▸ Stated problem
Transcribe the whole listing without a single picture.

======== Input for this task

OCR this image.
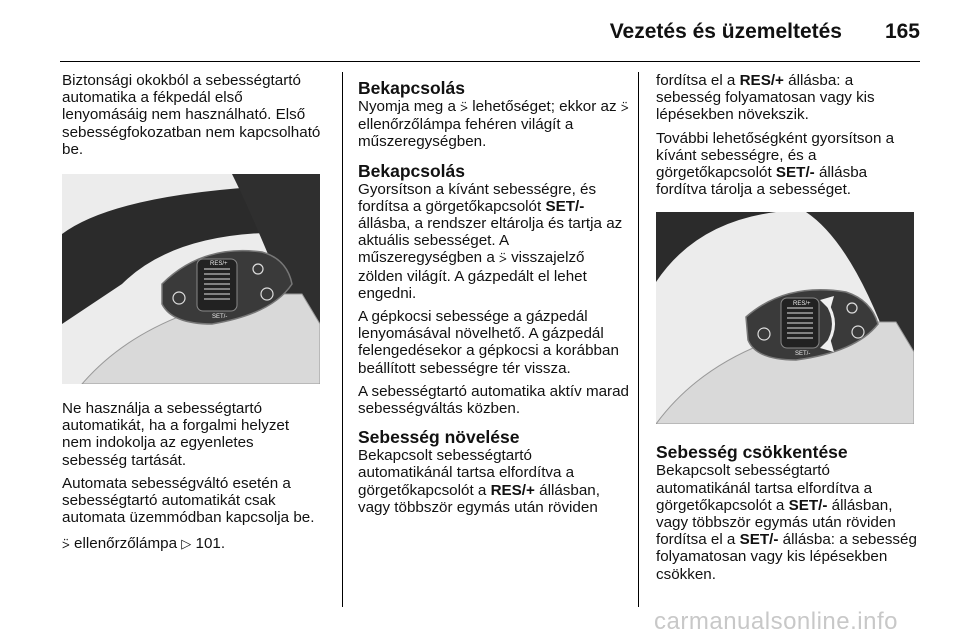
Vezetés és üzemeltetés 165

Biztonsági okokból a sebességtartó automatika a fékpedál első lenyomásáig nem használható. Első sebességfokozatban nem kapcsolható be.

RES/+
SET/-

Ne használja a sebességtartó automatikát, ha a forgalmi helyzet nem indokolja az egyenletes sebesség tartását.

Automata sebességváltó esetén a sebességtartó automatikát csak automata üzemmódban kapcsolja be.

⍩ ellenőrzőlámpa ▷ 101.

Bekapcsolás

Nyomja meg a ⍩ lehetőséget; ekkor az ⍩ ellenőrzőlámpa fehéren világít a műszeregységben.

Bekapcsolás

Gyorsítson a kívánt sebességre, és fordítsa a görgetőkapcsolót SET/- állásba, a rendszer eltárolja és tartja az aktuális sebességet. A műszeregységben a ⍩ visszajelző zölden világít. A gázpedált el lehet engedni.

A gépkocsi sebessége a gázpedál lenyomásával növelhető. A gázpedál felengedésekor a gépkocsi a korábban beállított sebességre tér vissza.

A sebességtartó automatika aktív marad sebességváltás közben.

Sebesség növelése

Bekapcsolt sebességtartó automatikánál tartsa elfordítva a görgetőkapcsolót a RES/+ állásban, vagy többször egymás után röviden

fordítsa el a RES/+ állásba: a sebesség folyamatosan vagy kis lépésekben növekszik.

További lehetőségként gyorsítson a kívánt sebességre, és a görgetőkapcsolót SET/- állásba fordítva tárolja a sebességet.

RES/+
SET/-
Sebesség csökkentése

Bekapcsolt sebességtartó automatikánál tartsa elfordítva a görgetőkapcsolót a SET/- állásban, vagy többször egymás után röviden fordítsa el a SET/- állásba: a sebesség folyamatosan vagy kis lépésekben csökken.

carmanualsonline.info
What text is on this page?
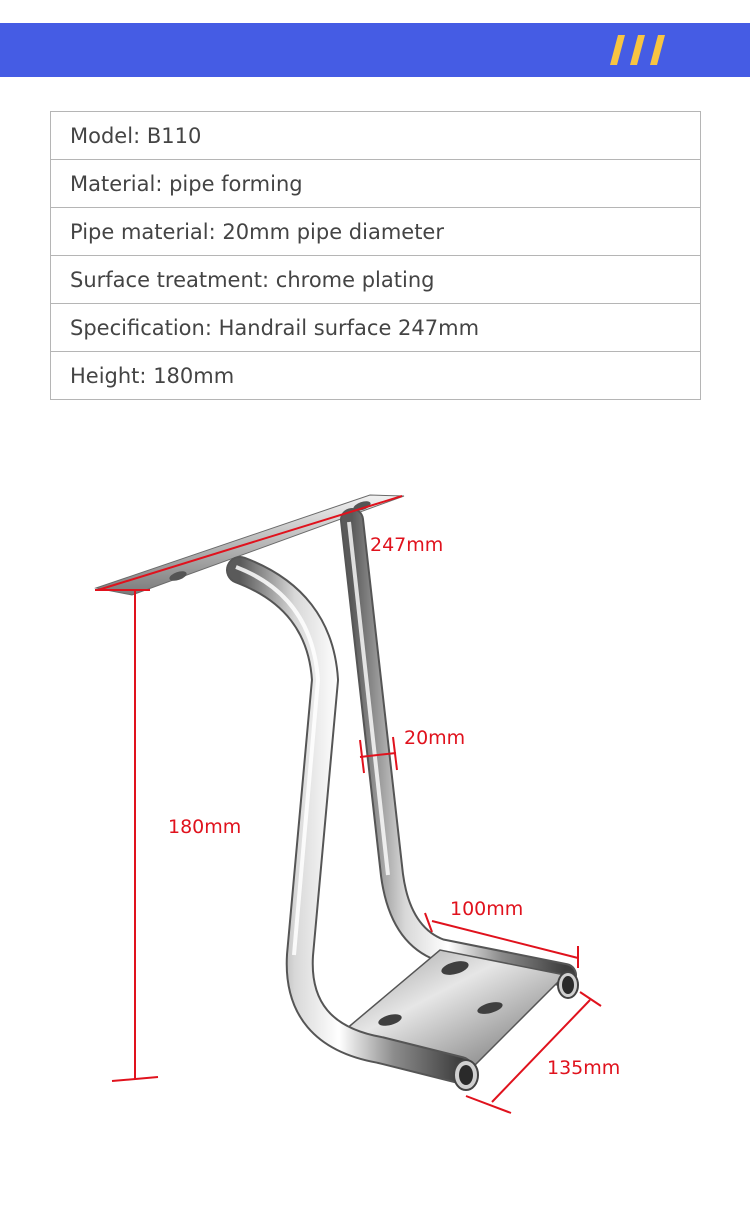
Model : B110
Material : pipe forming
Pipe material : 20mm pipe diameter
Surface treatment : chrome plating
Specification : Handrail surface 247mm
Height : 180mm
247mm
20mm
180mm
100mm
135mm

================

▸ Complete answer
OCR this image.
Vezetés és üzemeltetés 165

Biztonsági okokból a sebességtartó automatika a fékpedál első lenyomásáig nem használható. Első sebességfokozatban nem kapcsolható be.

RES/+
SET/-

Ne használja a sebességtartó automatikát, ha a forgalmi helyzet nem indokolja az egyenletes sebesség tartását.

Automata sebességváltó esetén a sebességtartó automatikát csak automata üzemmódban kapcsolja be.

⍩ ellenőrzőlámpa ▷ 101.

Bekapcsolás

Nyomja meg a ⍩ lehetőséget; ekkor az ⍩ ellenőrzőlámpa fehéren világít a műszeregységben.

Bekapcsolás

Gyorsítson a kívánt sebességre, és fordítsa a görgetőkapcsolót SET/- állásba, a rendszer eltárolja és tartja az aktuális sebességet. A műszeregységben a ⍩ visszajelző zölden világít. A gázpedált el lehet engedni.

A gépkocsi sebessége a gázpedál lenyomásával növelhető. A gázpedál felengedésekor a gépkocsi a korábban beállított sebességre tér vissza.

A sebességtartó automatika aktív marad sebességváltás közben.

Sebesség növelése

Bekapcsolt sebességtartó automatikánál tartsa elfordítva a görgetőkapcsolót a RES/+ állásban, vagy többször egymás után röviden

fordítsa el a RES/+ állásba: a sebesség folyamatosan vagy kis lépésekben növekszik.

További lehetőségként gyorsítson a kívánt sebességre, és a görgetőkapcsolót SET/- állásba fordítva tárolja a sebességet.

RES/+
SET/-
Sebesség csökkentése

Bekapcsolt sebességtartó automatikánál tartsa elfordítva a görgetőkapcsolót a SET/- állásban, vagy többször egymás után röviden fordítsa el a SET/- állásba: a sebesség folyamatosan vagy kis lépésekben csökken.

carmanualsonline.info
What text is on this page?
Model : B110
Material : pipe forming
Pipe material : 20mm pipe diameter
Surface treatment : chrome plating
Specification : Handrail surface 247mm
Height : 180mm
247mm
20mm
180mm
100mm
135mm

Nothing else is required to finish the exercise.